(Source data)
[start]

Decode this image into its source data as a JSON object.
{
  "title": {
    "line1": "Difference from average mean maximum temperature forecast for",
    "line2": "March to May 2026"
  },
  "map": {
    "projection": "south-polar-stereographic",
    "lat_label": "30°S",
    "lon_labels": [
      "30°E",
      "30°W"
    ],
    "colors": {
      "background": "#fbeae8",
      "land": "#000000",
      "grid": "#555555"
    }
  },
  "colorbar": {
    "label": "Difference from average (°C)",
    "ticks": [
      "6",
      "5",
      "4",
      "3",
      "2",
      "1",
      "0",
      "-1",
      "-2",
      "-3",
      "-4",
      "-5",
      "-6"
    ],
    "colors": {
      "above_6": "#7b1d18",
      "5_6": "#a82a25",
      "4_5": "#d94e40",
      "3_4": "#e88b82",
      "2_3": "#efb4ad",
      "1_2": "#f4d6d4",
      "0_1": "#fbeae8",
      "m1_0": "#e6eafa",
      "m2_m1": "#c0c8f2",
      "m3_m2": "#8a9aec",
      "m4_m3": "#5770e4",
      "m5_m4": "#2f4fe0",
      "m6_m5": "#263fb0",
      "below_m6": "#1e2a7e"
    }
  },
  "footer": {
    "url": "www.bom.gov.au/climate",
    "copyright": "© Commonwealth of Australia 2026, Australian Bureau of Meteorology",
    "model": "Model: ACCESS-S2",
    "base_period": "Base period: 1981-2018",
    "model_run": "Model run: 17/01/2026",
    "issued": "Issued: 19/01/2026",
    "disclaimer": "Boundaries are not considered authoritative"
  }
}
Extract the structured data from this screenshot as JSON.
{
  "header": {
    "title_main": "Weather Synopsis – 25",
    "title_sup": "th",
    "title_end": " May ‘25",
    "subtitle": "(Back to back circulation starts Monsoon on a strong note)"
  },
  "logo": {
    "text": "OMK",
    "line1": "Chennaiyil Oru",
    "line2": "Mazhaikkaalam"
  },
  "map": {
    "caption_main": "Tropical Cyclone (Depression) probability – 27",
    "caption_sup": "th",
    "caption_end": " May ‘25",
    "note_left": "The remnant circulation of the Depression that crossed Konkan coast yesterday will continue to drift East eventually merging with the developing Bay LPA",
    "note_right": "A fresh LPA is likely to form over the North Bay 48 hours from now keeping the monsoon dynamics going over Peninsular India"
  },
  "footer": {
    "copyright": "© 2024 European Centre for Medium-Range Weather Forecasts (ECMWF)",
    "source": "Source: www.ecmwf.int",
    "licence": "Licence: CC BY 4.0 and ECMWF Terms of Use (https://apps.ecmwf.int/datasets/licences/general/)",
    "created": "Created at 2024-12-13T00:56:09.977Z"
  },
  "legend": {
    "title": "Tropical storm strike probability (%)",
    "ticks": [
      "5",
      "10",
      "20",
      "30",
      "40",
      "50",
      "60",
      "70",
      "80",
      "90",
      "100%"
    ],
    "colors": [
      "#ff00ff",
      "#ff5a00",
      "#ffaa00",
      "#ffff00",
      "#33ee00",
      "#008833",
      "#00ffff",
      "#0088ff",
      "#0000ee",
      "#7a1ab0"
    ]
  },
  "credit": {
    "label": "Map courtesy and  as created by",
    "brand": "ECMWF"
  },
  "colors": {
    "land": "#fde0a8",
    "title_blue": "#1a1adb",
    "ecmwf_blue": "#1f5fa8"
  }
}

[end]

Retype the whole listing, matching it exactly.

Full response
Decode this image into its source data as a JSON object.
{
  "title": {
    "line1": "Difference from average mean maximum temperature forecast for",
    "line2": "March to May 2026"
  },
  "map": {
    "projection": "south-polar-stereographic",
    "lat_label": "30°S",
    "lon_labels": [
      "30°E",
      "30°W"
    ],
    "colors": {
      "background": "#fbeae8",
      "land": "#000000",
      "grid": "#555555"
    }
  },
  "colorbar": {
    "label": "Difference from average (°C)",
    "ticks": [
      "6",
      "5",
      "4",
      "3",
      "2",
      "1",
      "0",
      "-1",
      "-2",
      "-3",
      "-4",
      "-5",
      "-6"
    ],
    "colors": {
      "above_6": "#7b1d18",
      "5_6": "#a82a25",
      "4_5": "#d94e40",
      "3_4": "#e88b82",
      "2_3": "#efb4ad",
      "1_2": "#f4d6d4",
      "0_1": "#fbeae8",
      "m1_0": "#e6eafa",
      "m2_m1": "#c0c8f2",
      "m3_m2": "#8a9aec",
      "m4_m3": "#5770e4",
      "m5_m4": "#2f4fe0",
      "m6_m5": "#263fb0",
      "below_m6": "#1e2a7e"
    }
  },
  "footer": {
    "url": "www.bom.gov.au/climate",
    "copyright": "© Commonwealth of Australia 2026, Australian Bureau of Meteorology",
    "model": "Model: ACCESS-S2",
    "base_period": "Base period: 1981-2018",
    "model_run": "Model run: 17/01/2026",
    "issued": "Issued: 19/01/2026",
    "disclaimer": "Boundaries are not considered authoritative"
  }
}
Extract the structured data from this screenshot as JSON.
{
  "header": {
    "title_main": "Weather Synopsis – 25",
    "title_sup": "th",
    "title_end": " May ‘25",
    "subtitle": "(Back to back circulation starts Monsoon on a strong note)"
  },
  "logo": {
    "text": "OMK",
    "line1": "Chennaiyil Oru",
    "line2": "Mazhaikkaalam"
  },
  "map": {
    "caption_main": "Tropical Cyclone (Depression) probability – 27",
    "caption_sup": "th",
    "caption_end": " May ‘25",
    "note_left": "The remnant circulation of the Depression that crossed Konkan coast yesterday will continue to drift East eventually merging with the developing Bay LPA",
    "note_right": "A fresh LPA is likely to form over the North Bay 48 hours from now keeping the monsoon dynamics going over Peninsular India"
  },
  "footer": {
    "copyright": "© 2024 European Centre for Medium-Range Weather Forecasts (ECMWF)",
    "source": "Source: www.ecmwf.int",
    "licence": "Licence: CC BY 4.0 and ECMWF Terms of Use (https://apps.ecmwf.int/datasets/licences/general/)",
    "created": "Created at 2024-12-13T00:56:09.977Z"
  },
  "legend": {
    "title": "Tropical storm strike probability (%)",
    "ticks": [
      "5",
      "10",
      "20",
      "30",
      "40",
      "50",
      "60",
      "70",
      "80",
      "90",
      "100%"
    ],
    "colors": [
      "#ff00ff",
      "#ff5a00",
      "#ffaa00",
      "#ffff00",
      "#33ee00",
      "#008833",
      "#00ffff",
      "#0088ff",
      "#0000ee",
      "#7a1ab0"
    ]
  },
  "credit": {
    "label": "Map courtesy and  as created by",
    "brand": "ECMWF"
  },
  "colors": {
    "land": "#fde0a8",
    "title_blue": "#1a1adb",
    "ecmwf_blue": "#1f5fa8"
  }
}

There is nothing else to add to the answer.